* [TASK GOAL]
Gather every line in the records below that contains the word "нужд".
━━━━━━
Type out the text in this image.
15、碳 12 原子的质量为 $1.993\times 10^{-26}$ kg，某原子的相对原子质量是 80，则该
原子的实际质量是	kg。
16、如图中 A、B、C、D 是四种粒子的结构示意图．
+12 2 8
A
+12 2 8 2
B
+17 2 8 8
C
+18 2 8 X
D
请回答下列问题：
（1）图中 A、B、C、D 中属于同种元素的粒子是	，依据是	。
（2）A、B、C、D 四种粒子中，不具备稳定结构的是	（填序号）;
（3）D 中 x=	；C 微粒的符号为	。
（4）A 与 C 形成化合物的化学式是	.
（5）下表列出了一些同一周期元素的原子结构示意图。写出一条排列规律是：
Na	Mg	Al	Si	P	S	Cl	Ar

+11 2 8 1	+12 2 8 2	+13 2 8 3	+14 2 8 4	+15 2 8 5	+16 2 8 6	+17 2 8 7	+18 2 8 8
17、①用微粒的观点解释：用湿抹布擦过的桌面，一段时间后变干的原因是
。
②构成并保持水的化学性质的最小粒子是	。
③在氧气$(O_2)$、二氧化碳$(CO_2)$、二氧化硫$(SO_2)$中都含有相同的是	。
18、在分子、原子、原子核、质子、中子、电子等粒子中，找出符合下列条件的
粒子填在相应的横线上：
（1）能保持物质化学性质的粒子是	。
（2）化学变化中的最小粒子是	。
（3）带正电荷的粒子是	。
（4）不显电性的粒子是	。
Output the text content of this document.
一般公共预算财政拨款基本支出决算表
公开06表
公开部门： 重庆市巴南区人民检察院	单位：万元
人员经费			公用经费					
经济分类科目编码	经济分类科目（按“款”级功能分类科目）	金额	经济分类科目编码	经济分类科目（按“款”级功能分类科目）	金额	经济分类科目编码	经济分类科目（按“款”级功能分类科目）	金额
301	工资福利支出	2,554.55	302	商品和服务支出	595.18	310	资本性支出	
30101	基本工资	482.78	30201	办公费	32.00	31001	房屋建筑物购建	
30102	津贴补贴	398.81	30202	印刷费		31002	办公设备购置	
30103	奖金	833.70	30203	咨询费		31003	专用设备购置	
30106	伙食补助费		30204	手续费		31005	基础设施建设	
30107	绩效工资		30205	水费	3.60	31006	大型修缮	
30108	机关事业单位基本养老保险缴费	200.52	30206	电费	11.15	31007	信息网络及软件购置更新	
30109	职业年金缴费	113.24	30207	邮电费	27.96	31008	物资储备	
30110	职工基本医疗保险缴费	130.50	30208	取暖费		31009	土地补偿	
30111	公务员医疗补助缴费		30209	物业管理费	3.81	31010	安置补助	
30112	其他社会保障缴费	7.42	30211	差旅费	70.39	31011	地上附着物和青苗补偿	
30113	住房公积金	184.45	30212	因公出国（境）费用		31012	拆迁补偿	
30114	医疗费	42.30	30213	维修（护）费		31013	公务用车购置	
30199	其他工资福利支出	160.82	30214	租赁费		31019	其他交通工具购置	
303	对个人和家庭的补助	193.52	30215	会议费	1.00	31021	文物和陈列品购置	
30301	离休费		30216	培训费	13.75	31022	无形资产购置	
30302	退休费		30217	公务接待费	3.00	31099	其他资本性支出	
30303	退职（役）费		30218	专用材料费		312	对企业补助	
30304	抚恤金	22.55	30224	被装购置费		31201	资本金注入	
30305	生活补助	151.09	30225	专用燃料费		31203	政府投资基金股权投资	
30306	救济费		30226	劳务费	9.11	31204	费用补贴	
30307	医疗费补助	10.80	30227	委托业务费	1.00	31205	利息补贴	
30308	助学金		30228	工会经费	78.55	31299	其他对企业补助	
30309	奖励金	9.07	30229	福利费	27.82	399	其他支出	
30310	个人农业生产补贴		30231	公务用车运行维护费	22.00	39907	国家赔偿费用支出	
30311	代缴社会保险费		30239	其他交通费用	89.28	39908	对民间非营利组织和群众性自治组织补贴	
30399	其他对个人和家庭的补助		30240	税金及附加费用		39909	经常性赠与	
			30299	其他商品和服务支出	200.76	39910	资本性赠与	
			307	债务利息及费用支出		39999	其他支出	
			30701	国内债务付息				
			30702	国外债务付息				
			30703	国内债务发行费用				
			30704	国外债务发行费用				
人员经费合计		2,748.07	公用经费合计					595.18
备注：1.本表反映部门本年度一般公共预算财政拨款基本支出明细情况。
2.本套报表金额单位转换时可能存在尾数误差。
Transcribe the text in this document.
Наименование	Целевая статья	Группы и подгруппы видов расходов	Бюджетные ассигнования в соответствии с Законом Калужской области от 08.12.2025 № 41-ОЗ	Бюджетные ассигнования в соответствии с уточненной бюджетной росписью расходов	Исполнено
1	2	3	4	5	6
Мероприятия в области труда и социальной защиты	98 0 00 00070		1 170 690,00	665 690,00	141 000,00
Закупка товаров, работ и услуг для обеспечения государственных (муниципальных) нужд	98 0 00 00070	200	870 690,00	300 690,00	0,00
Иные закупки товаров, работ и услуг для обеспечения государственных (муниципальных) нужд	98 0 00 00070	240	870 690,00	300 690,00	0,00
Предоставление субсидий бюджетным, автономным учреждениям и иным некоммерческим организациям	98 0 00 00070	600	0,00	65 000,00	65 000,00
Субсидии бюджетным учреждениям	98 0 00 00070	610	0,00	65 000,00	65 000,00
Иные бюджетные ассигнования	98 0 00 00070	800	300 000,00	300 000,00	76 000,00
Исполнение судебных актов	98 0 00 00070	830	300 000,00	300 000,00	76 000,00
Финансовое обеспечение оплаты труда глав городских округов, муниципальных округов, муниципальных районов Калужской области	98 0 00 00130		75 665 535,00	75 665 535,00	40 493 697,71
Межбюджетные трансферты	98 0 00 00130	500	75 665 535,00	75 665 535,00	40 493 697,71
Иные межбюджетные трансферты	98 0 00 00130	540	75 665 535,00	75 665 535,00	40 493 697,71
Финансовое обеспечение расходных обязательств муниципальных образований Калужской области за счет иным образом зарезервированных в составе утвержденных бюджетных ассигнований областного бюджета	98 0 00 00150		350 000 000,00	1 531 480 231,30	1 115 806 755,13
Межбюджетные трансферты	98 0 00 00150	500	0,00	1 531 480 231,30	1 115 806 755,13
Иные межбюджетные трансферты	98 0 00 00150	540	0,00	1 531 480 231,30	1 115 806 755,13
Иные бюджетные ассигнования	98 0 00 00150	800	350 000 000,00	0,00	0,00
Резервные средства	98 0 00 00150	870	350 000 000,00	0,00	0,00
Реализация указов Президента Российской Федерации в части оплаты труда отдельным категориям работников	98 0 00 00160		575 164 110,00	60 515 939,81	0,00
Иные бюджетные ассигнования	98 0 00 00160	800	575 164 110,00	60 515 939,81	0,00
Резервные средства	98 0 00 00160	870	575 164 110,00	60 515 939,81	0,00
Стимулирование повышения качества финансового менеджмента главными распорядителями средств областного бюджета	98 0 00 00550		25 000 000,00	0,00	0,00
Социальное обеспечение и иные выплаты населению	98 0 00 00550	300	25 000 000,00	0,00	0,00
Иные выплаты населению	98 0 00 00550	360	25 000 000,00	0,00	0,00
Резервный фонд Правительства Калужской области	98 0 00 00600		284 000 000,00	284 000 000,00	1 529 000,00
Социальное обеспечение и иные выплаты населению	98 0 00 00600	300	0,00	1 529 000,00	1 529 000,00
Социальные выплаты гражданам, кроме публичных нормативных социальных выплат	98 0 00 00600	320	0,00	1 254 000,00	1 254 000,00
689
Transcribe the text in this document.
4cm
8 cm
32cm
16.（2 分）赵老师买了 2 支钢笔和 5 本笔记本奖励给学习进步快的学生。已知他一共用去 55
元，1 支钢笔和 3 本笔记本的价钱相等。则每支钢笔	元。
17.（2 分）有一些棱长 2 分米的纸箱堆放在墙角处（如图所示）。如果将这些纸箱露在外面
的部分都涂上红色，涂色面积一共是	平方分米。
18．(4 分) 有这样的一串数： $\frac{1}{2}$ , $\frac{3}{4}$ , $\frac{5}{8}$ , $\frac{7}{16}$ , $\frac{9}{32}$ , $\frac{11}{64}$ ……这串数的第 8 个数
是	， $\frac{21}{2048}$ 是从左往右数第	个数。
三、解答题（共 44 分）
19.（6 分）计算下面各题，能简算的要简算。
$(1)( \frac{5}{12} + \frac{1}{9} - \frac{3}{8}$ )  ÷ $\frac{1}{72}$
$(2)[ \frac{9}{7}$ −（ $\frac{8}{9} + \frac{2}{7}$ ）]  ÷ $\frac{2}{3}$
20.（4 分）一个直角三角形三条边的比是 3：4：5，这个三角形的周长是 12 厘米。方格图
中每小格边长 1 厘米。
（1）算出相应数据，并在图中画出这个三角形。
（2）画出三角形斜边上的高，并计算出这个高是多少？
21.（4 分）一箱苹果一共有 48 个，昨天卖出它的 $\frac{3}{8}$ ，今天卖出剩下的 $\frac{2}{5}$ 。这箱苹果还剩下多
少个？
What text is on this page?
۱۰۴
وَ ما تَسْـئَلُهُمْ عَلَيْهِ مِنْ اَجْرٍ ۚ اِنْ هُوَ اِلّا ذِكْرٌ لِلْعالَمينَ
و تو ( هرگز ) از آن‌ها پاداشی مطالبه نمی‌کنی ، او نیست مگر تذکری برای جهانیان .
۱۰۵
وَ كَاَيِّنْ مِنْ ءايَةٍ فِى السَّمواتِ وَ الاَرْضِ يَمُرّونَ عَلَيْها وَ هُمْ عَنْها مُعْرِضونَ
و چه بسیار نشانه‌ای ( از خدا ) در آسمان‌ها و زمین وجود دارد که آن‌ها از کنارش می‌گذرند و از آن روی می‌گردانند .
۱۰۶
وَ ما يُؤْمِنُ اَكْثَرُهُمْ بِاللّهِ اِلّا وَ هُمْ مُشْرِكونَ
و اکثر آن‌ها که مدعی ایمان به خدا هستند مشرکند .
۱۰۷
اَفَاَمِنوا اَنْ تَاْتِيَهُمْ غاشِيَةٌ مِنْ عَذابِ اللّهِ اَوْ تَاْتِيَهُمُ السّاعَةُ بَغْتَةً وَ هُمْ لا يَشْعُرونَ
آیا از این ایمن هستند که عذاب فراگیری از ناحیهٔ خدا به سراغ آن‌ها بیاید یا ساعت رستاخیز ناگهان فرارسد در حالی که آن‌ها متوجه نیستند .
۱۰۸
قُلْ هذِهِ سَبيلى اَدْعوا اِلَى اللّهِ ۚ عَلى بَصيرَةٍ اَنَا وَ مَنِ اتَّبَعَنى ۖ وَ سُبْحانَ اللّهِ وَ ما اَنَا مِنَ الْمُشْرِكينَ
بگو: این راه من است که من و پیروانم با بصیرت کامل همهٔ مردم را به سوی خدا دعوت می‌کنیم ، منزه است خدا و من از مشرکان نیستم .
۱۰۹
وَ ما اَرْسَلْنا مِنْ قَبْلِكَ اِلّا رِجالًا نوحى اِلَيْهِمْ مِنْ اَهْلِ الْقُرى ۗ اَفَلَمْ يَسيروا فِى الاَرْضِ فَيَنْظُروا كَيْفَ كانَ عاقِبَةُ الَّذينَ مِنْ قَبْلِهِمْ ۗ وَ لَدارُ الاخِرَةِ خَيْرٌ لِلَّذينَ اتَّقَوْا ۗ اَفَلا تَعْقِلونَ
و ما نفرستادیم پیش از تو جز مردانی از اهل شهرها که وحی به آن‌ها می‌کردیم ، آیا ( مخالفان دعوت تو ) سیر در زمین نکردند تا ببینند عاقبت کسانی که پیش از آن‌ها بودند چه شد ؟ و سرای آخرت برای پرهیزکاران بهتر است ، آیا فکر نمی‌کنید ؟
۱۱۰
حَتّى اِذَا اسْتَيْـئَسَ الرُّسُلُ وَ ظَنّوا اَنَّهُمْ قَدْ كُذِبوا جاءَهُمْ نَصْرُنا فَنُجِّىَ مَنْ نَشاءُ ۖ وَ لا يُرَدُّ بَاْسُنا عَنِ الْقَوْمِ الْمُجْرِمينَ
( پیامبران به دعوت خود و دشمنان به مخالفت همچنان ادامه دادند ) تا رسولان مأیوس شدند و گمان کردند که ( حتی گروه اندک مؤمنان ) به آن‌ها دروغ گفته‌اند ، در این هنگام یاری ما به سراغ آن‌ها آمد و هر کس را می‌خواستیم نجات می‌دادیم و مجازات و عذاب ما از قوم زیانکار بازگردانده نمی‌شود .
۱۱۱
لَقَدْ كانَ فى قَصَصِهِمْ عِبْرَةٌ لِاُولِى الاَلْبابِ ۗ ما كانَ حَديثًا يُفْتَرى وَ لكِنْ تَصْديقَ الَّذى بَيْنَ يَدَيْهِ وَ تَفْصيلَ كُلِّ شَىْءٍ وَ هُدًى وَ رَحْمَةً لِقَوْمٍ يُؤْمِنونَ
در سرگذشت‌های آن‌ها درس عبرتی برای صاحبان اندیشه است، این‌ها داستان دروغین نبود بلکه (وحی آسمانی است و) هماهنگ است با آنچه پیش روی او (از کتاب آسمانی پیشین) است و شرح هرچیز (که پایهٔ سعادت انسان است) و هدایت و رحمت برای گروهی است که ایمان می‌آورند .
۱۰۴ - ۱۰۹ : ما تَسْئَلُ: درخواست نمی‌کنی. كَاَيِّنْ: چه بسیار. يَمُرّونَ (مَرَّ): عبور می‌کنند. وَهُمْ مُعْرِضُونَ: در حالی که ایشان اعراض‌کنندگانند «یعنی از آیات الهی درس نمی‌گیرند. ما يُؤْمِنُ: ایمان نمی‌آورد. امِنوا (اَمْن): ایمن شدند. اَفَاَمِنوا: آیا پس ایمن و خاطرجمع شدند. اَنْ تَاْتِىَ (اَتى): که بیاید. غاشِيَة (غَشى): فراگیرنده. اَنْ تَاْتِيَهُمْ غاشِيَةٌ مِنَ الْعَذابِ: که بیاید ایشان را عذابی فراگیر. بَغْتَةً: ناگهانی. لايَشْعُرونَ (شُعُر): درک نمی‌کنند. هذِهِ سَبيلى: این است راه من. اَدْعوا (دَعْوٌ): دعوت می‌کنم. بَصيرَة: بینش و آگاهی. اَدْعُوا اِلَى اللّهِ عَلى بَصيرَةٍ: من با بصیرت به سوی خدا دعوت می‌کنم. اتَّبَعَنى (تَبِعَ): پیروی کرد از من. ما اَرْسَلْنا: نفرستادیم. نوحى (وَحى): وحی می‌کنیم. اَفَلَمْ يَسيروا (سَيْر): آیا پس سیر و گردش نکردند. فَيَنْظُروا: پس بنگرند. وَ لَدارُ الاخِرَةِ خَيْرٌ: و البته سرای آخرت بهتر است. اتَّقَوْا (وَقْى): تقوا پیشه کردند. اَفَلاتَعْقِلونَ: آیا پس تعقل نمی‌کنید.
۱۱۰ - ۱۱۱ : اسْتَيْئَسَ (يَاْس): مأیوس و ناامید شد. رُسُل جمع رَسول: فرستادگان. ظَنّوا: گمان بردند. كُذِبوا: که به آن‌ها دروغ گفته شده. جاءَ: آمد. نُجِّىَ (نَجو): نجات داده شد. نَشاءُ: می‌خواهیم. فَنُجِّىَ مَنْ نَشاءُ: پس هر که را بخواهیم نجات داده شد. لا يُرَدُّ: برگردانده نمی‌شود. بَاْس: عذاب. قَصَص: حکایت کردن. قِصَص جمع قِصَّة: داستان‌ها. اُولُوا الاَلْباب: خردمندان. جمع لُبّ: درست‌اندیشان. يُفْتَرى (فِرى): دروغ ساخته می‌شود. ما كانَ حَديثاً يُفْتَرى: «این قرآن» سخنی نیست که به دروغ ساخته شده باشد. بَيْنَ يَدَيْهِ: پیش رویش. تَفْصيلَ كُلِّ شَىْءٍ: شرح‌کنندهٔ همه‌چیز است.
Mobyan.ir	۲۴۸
━━━━━━
* [TASK RESULT]
Закупка товаров, работ и услуг для обеспечения государственных (муниципальных) нужд	98 0 00 00070	200	870 690,00	300 690,00	0,00
Иные закупки товаров, работ и услуг для обеспечения государственных (муниципальных) нужд	98 0 00 00070	240	870 690,00	300 690,00	0,00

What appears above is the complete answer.